### TASK INPUTS
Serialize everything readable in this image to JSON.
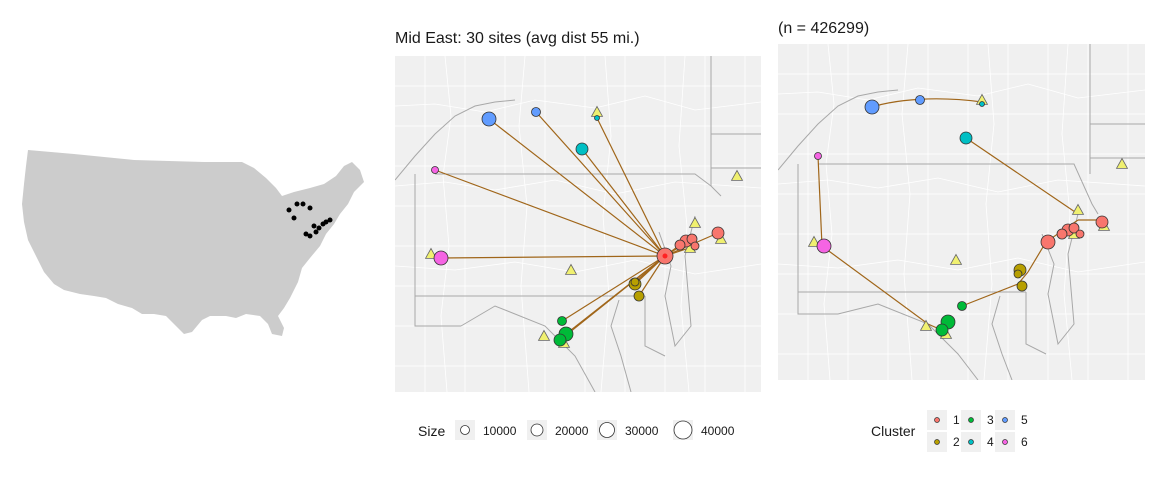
{
  "left_map": {
    "title": "Mid East: 30 sites (avg dist 55 mi.)",
    "hub": "hub-marker",
    "size_legend": {
      "title": "Size",
      "items": [
        {
          "label": "10000",
          "value": 10000
        },
        {
          "label": "20000",
          "value": 20000
        },
        {
          "label": "30000",
          "value": 30000
        },
        {
          "label": "40000",
          "value": 40000
        }
      ]
    }
  },
  "right_map": {
    "title": "(n = 426299)",
    "cluster_legend": {
      "title": "Cluster",
      "items": [
        {
          "label": "1",
          "color": "#f8766d"
        },
        {
          "label": "2",
          "color": "#b79f00"
        },
        {
          "label": "3",
          "color": "#00ba38"
        },
        {
          "label": "4",
          "color": "#00bfc4"
        },
        {
          "label": "5",
          "color": "#619cff"
        },
        {
          "label": "6",
          "color": "#f564e3"
        }
      ]
    }
  },
  "colors": {
    "land": "#cccccc",
    "map_bg": "#f0f0f0",
    "route": "#a0661a",
    "candidate": "#f0f070",
    "border": "#bdbdbd"
  }
}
######
WORK TO DO.
Identify each line in the records above containing the word "title"; copy those lines.

FULL OUTPUT.
    "title": "Mid East: 30 sites (avg dist 55 mi.)",
      "title": "Size",
    "title": "(n = 426299)",
      "title": "Cluster",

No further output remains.